__BRIEF__: In the entries that follow, how many lines contain the word "Beijing"? Answer with the number only.

#### RECORDS FOR PROCESSING

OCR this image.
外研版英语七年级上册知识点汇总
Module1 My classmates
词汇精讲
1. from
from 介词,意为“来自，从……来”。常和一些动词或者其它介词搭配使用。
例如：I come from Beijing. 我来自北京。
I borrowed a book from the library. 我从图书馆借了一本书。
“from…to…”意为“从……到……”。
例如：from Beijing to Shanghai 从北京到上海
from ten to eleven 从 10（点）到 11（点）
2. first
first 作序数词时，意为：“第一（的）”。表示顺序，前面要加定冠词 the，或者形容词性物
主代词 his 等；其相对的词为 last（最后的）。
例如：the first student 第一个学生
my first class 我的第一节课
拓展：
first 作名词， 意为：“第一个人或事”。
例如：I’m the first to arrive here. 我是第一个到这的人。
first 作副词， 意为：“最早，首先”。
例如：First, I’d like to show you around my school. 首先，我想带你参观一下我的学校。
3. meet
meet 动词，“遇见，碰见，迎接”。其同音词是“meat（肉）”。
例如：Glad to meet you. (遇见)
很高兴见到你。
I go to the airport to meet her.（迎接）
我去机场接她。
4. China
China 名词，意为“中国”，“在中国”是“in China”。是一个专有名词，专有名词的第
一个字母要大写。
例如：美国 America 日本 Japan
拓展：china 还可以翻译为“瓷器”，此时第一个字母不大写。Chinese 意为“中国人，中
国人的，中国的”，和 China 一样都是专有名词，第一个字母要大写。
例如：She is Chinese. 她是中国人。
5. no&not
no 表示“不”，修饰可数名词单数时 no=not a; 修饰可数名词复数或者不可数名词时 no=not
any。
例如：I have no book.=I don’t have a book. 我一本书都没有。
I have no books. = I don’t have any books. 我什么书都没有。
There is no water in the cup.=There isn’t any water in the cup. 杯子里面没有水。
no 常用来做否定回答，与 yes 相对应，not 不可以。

########

__EXERCISE RESULT__: 2